-- START Provided records --

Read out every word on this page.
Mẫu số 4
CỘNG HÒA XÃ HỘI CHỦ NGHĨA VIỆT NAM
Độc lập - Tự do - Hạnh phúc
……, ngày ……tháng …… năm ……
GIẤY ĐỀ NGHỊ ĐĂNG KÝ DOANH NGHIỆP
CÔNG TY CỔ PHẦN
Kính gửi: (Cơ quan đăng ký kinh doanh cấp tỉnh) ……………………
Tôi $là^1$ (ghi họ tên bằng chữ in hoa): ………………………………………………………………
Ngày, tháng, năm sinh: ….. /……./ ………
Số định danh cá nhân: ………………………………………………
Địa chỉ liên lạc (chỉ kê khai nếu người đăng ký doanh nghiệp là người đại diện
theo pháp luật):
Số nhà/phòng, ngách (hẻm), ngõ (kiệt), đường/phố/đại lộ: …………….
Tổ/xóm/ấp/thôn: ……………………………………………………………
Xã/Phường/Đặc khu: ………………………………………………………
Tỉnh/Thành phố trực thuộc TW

-- END Provided records --

Short exercise:
Every entry must be quoted exactly as it appears above.

Solution to this problem:
Read out every word on this page.
Mẫu số 4
CỘNG HÒA XÃ HỘI CHỦ NGHĨA VIỆT NAM
Độc lập - Tự do - Hạnh phúc
……, ngày ……tháng …… năm ……
GIẤY ĐỀ NGHỊ ĐĂNG KÝ DOANH NGHIỆP
CÔNG TY CỔ PHẦN
Kính gửi: (Cơ quan đăng ký kinh doanh cấp tỉnh) ……………………
Tôi $là^1$ (ghi họ tên bằng chữ in hoa): ………………………………………………………………
Ngày, tháng, năm sinh: ….. /……./ ………
Số định danh cá nhân: ………………………………………………
Địa chỉ liên lạc (chỉ kê khai nếu người đăng ký doanh nghiệp là người đại diện
theo pháp luật):
Số nhà/phòng, ngách (hẻm), ngõ (kiệt), đường/phố/đại lộ: …………….
Tổ/xóm/ấp/thôn: ……………………………………………………………
Xã/Phường/Đặc khu: ………………………………………………………
Tỉnh/Thành phố trực thuộc TW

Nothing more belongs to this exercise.